● **Direction**
Format the entries below as a JSON list of strings, with one string for each line and no blank lines. Omit the pictures.

__________________________________________________

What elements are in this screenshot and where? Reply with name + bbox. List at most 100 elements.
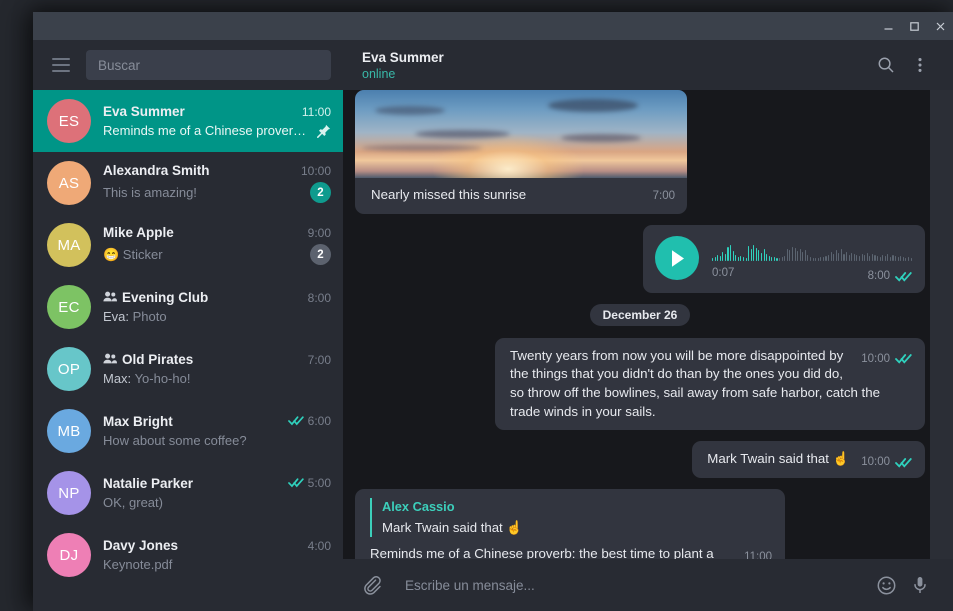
- waveform-bar: [897, 256, 899, 261]
- chat-list-item[interactable]: EC Evening Club 8:00 Eva: Photo: [33, 276, 343, 338]
- chat-header: Eva Summer online: [343, 40, 953, 90]
- waveform-bar: [773, 256, 775, 261]
- message-bubble[interactable]: 0:07 8:00: [643, 224, 925, 293]
- cloud-shape: [361, 144, 482, 151]
- message-row: Alex Cassio Mark Twain said that ☝ 11:00 Re…: [355, 489, 925, 559]
- message-input[interactable]: [389, 577, 869, 593]
- search-input[interactable]: [98, 57, 319, 73]
- waveform-bar: [804, 249, 806, 261]
- waveform-bar: [830, 251, 832, 261]
- message-bubble[interactable]: 10:00 Twenty years from now you will be m…: [495, 337, 925, 431]
- waveform-bar: [776, 257, 778, 261]
- cloud-shape: [560, 134, 641, 142]
- waveform-bar: [784, 255, 786, 261]
- chat-item-name: Eva Summer: [103, 104, 185, 119]
- waveform-bar: [763, 248, 765, 261]
- chat-item-time: 10:00: [293, 164, 331, 178]
- waveform-bar: [766, 253, 768, 261]
- sun-glow: [432, 134, 583, 178]
- search-box[interactable]: [86, 50, 331, 80]
- waveform-bar: [856, 254, 858, 261]
- chat-item-preview: Max: Yo-ho-ho!: [103, 371, 331, 386]
- waveform-bar: [815, 257, 817, 261]
- waveform-bar: [820, 256, 822, 261]
- chat-item-preview: 😁 Sticker: [103, 246, 163, 262]
- chat-list[interactable]: ES Eva Summer 11:00 Reminds me of a Chinese…: [33, 90, 343, 611]
- search-icon[interactable]: [869, 48, 903, 82]
- waveform-bar: [758, 249, 760, 261]
- avatar: NP: [47, 471, 91, 515]
- message-bubble[interactable]: Nearly missed this sunrise 7:00: [355, 90, 687, 214]
- waveform-bar: [869, 255, 871, 261]
- waveform-bar: [791, 246, 793, 261]
- waveform-bar: [874, 254, 876, 261]
- hamburger-icon[interactable]: [45, 49, 77, 81]
- chat-list-item[interactable]: ES Eva Summer 11:00 Reminds me of a Chinese…: [33, 90, 343, 152]
- voice-waveform[interactable]: [712, 235, 912, 261]
- chat-item-body: Alexandra Smith 10:00 This is amazing! 2: [103, 163, 331, 203]
- waveform-bar: [768, 255, 770, 261]
- chat-list-item[interactable]: AS Alexandra Smith 10:00 This is amazing! 2: [33, 152, 343, 214]
- chat-list-item[interactable]: MA Mike Apple 9:00 😁 Sticker 2: [33, 214, 343, 276]
- message-bubble[interactable]: 10:00 Mark Twain said that ☝: [692, 441, 925, 479]
- waveform-bar: [858, 255, 861, 261]
- unread-badge: 2: [310, 244, 331, 265]
- waveform-bar: [833, 253, 835, 261]
- message-meta: 8:00: [868, 268, 912, 284]
- waveform-bar: [884, 255, 886, 261]
- waveform-bar: [835, 249, 837, 261]
- close-button[interactable]: [927, 12, 953, 40]
- message-time: 7:00: [652, 190, 675, 202]
- waveform-bar: [877, 255, 879, 261]
- paperclip-icon[interactable]: [355, 568, 389, 602]
- waveform-bar: [799, 248, 801, 261]
- date-divider: December 26: [355, 303, 925, 326]
- chat-item-preview: This is amazing!: [103, 185, 197, 200]
- waveform-bar: [724, 253, 726, 261]
- waveform-bar: [905, 257, 907, 261]
- chat-item-time-text: 9:00: [307, 226, 331, 240]
- chat-item-body: Evening Club 8:00 Eva: Photo: [103, 290, 331, 324]
- chat-list-item[interactable]: DJ Davy Jones 4:00 Keynote.pdf: [33, 524, 343, 586]
- microphone-icon[interactable]: [903, 568, 937, 602]
- more-vertical-icon[interactable]: [903, 48, 937, 82]
- quoted-message[interactable]: Alex Cassio Mark Twain said that ☝: [370, 498, 772, 538]
- chat-list-item[interactable]: NP Natalie Parker 5:00 OK, great): [33, 462, 343, 524]
- avatar: OP: [47, 347, 91, 391]
- waveform-bar: [864, 254, 866, 261]
- scrollbar[interactable]: [930, 90, 953, 559]
- avatar: EC: [47, 285, 91, 329]
- message-list[interactable]: Nearly missed this sunrise 7:00 0:07 8:00 De…: [343, 90, 953, 559]
- message-row: 0:07 8:00: [355, 224, 925, 293]
- chat-item-preview-text: Photo: [132, 309, 167, 324]
- message-meta: 10:00: [861, 454, 912, 470]
- waveform-bar: [789, 249, 791, 261]
- sidebar-toolbar: [33, 40, 343, 90]
- minimize-button[interactable]: [875, 12, 901, 40]
- app-window: ES Eva Summer 11:00 Reminds me of a Chinese…: [33, 12, 953, 611]
- pin-indicator: [317, 124, 331, 138]
- chat-list-item[interactable]: MB Max Bright 6:00 How about some coffee?: [33, 400, 343, 462]
- chat-item-preview: Reminds me of a Chinese prover…: [103, 123, 307, 138]
- chat-item-time-text: 8:00: [307, 291, 331, 305]
- waveform-bar: [812, 257, 814, 261]
- chat-item-body: Natalie Parker 5:00 OK, great): [103, 476, 331, 511]
- waveform-bar: [794, 247, 796, 261]
- play-icon[interactable]: [655, 236, 699, 281]
- chat-item-preview-sender: Eva:: [103, 309, 133, 324]
- chat-header-info[interactable]: Eva Summer online: [362, 50, 869, 81]
- photo-attachment[interactable]: [355, 90, 687, 178]
- chat-item-time-text: 6:00: [307, 413, 331, 428]
- message-time: 8:00: [867, 270, 890, 283]
- group-icon: [103, 353, 117, 364]
- smiley-icon[interactable]: [869, 568, 903, 602]
- maximize-button[interactable]: [901, 12, 927, 40]
- waveform-bar: [753, 244, 755, 261]
- waveform-bar: [722, 251, 724, 261]
- cloud-shape: [547, 98, 638, 112]
- chat-list-item[interactable]: OP Old Pirates 7:00 Max: Yo-ho-ho!: [33, 338, 343, 400]
- message-meta: 7:00: [653, 188, 675, 204]
- message-bubble[interactable]: Alex Cassio Mark Twain said that ☝ 11:00 Re…: [355, 489, 785, 559]
- group-icon-wrap: [103, 353, 117, 364]
- avatar: ES: [47, 99, 91, 143]
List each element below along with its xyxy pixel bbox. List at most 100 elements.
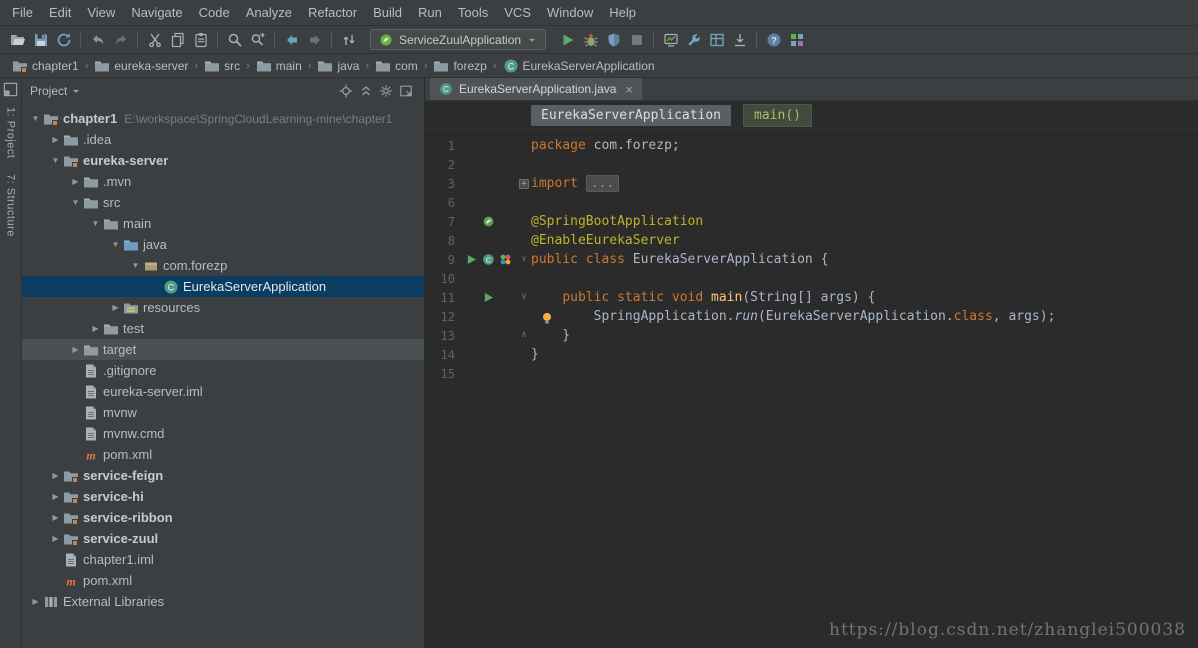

__________________________________________________

● **In response**
[
  "What elements are in this screenshot and where? Reply with name + bbox. List at most 100 elements.",
  "- waveform-bar: [897, 256, 899, 261]",
  "- chat-list-item[interactable]: EC Evening Club 8:00 Eva: Photo: [33, 276, 343, 338]",
  "- chat-header: Eva Summer online: [343, 40, 953, 90]",
  "- waveform-bar: [773, 256, 775, 261]",
  "- message-bubble[interactable]: 0:07 8:00: [643, 224, 925, 293]",
  "- cloud-shape: [361, 144, 482, 151]",
  "- message-row: Alex Cassio Mark Twain said that ☝ 11:00 Re…: [355, 489, 925, 559]",
  "- message-input[interactable]: [389, 577, 869, 593]",
  "- search-input[interactable]: [98, 57, 319, 73]",
  "- waveform-bar: [804, 249, 806, 261]",
  "- waveform-bar: [830, 251, 832, 261]",
  "- message-bubble[interactable]: 10:00 Twenty years from now you will be m…: [495, 337, 925, 431]",
  "- waveform-bar: [776, 257, 778, 261]",
  "- cloud-shape: [560, 134, 641, 142]",
  "- waveform-bar: [784, 255, 786, 261]",
  "- chat-item-name: Eva Summer: [103, 104, 185, 119]",
  "- waveform-bar: [763, 248, 765, 261]",
  "- chat-item-time: 10:00: [293, 164, 331, 178]",
  "- waveform-bar: [766, 253, 768, 261]",
  "- sun-glow: [432, 134, 583, 178]",
  "- search-box[interactable]: [86, 50, 331, 80]",
  "- waveform-bar: [856, 254, 858, 261]",
  "- chat-item-preview: Max: Yo-ho-ho!: [103, 371, 331, 386]",
  "- waveform-bar: [815, 257, 817, 261]",
  "- waveform-bar: [820, 256, 822, 261]",
  "- chat-item-preview: 😁 Sticker: [103, 246, 163, 262]",
  "- chat-list[interactable]: ES Eva Summer 11:00 Reminds me of a Chinese…: [33, 90, 343, 611]",
  "- search-icon[interactable]: [869, 48, 903, 82]",
  "- waveform-bar: [758, 249, 760, 261]",
  "- avatar: NP: [47, 471, 91, 515]",
  "- message-bubble[interactable]: Nearly missed this sunrise 7:00: [355, 90, 687, 214]",
  "- waveform-bar: [869, 255, 871, 261]",
  "- waveform-bar: [791, 246, 793, 261]",
  "- waveform-bar: [874, 254, 876, 261]",
  "- hamburger-icon[interactable]: [45, 49, 77, 81]",
  "- chat-list-item[interactable]: ES Eva Summer 11:00 Reminds me of a Chinese…: [33, 90, 343, 152]",
  "- voice-waveform[interactable]: [712, 235, 912, 261]",
  "- chat-item-body: Alexandra Smith 10:00 This is amazing! 2: [103, 163, 331, 203]",
  "- waveform-bar: [768, 255, 770, 261]",
  "- chat-list-item[interactable]: AS Alexandra Smith 10:00 This is amazing! 2: [33, 152, 343, 214]",
  "- chat-list-item[interactable]: MA Mike Apple 9:00 😁 Sticker 2: [33, 214, 343, 276]",
  "- message-bubble[interactable]: 10:00 Mark Twain said that ☝: [692, 441, 925, 479]",
  "- waveform-bar: [858, 255, 861, 261]",
  "- unread-badge: 2: [310, 244, 331, 265]",
  "- waveform-bar: [833, 253, 835, 261]",
  "- message-meta: 8:00: [868, 268, 912, 284]",
  "- waveform-bar: [884, 255, 886, 261]",
  "- waveform-bar: [835, 249, 837, 261]",
  "- close-button[interactable]: [927, 12, 953, 40]",
  "- message-time: 7:00: [652, 190, 675, 202]",
  "- waveform-bar: [877, 255, 879, 261]",
  "- paperclip-icon[interactable]: [355, 568, 389, 602]",
  "- waveform-bar: [799, 248, 801, 261]",
  "- date-divider: December 26: [355, 303, 925, 326]",
  "- chat-item-preview: This is amazing!: [103, 185, 197, 200]",
  "- waveform-bar: [724, 253, 726, 261]",
  "- waveform-bar: [905, 257, 907, 261]",
  "- chat-item-time-text: 9:00: [307, 226, 331, 240]",
  "- chat-item-body: Evening Club 8:00 Eva: Photo: [103, 290, 331, 324]",
  "- chat-list-item[interactable]: DJ Davy Jones 4:00 Keynote.pdf: [33, 524, 343, 586]",
  "- microphone-icon[interactable]: [903, 568, 937, 602]",
  "- more-vertical-icon[interactable]: [903, 48, 937, 82]",
  "- quoted-message[interactable]: Alex Cassio Mark Twain said that ☝: [370, 498, 772, 538]",
  "- chat-list-item[interactable]: NP Natalie Parker 5:00 OK, great): [33, 462, 343, 524]",
  "- avatar: OP: [47, 347, 91, 391]",
  "- waveform-bar: [864, 254, 866, 261]",
  "- scrollbar[interactable]: [930, 90, 953, 559]",
  "- avatar: EC: [47, 285, 91, 329]",
  "- message-list[interactable]: Nearly missed this sunrise 7:00 0:07 8:00 De…: [343, 90, 953, 559]",
  "- message-row: 0:07 8:00: [355, 224, 925, 293]",
  "- chat-item-preview-text: Photo: [132, 309, 167, 324]",
  "- message-meta: 10:00: [861, 454, 912, 470]",
  "- waveform-bar: [789, 249, 791, 261]",
  "- sidebar-toolbar: [33, 40, 343, 90]",
  "- minimize-button[interactable]: [875, 12, 901, 40]",
  "- app-window: ES Eva Summer 11:00 Reminds me of a Chinese…: [33, 12, 953, 611]",
  "- pin-indicator: [317, 124, 331, 138]",
  "- chat-list-item[interactable]: MB Max Bright 6:00 How about some coffee?: [33, 400, 343, 462]",
  "- chat-item-preview: Reminds me of a Chinese prover…: [103, 123, 307, 138]",
  "- chat-item-time-text: 8:00: [307, 291, 331, 305]",
  "- waveform-bar: [812, 257, 814, 261]",
  "- chat-item-body: Natalie Parker 5:00 OK, great): [103, 476, 331, 511]",
  "- waveform-bar: [794, 247, 796, 261]",
  "- play-icon[interactable]: [655, 236, 699, 281]",
  "- chat-item-preview-sender: Eva:: [103, 309, 133, 324]",
  "- chat-header-info[interactable]: Eva Summer online: [362, 50, 869, 81]",
  "- photo-attachment[interactable]: [355, 90, 687, 178]",
  "- chat-item-time-text: 6:00: [307, 413, 331, 428]",
  "- message-time: 8:00: [867, 270, 890, 283]",
  "- group-icon: [103, 353, 117, 364]",
  "- smiley-icon[interactable]: [869, 568, 903, 602]",
  "- maximize-button[interactable]: [901, 12, 927, 40]",
  "- waveform-bar: [753, 244, 755, 261]",
  "- waveform-bar: [722, 251, 724, 261]",
  "- cloud-shape: [547, 98, 638, 112]",
  "- chat-list-item[interactable]: OP Old Pirates 7:00 Max: Yo-ho-ho!: [33, 338, 343, 400]",
  "- message-meta: 7:00: [653, 188, 675, 204]",
  "- message-bubble[interactable]: Alex Cassio Mark Twain said that ☝ 11:00 Re…: [355, 489, 785, 559]",
  "- group-icon-wrap: [103, 353, 117, 364]",
  "- avatar: ES: [47, 99, 91, 143]",
  "List each element below along with its xyxy pixel bbox. List at most 100 elements."
]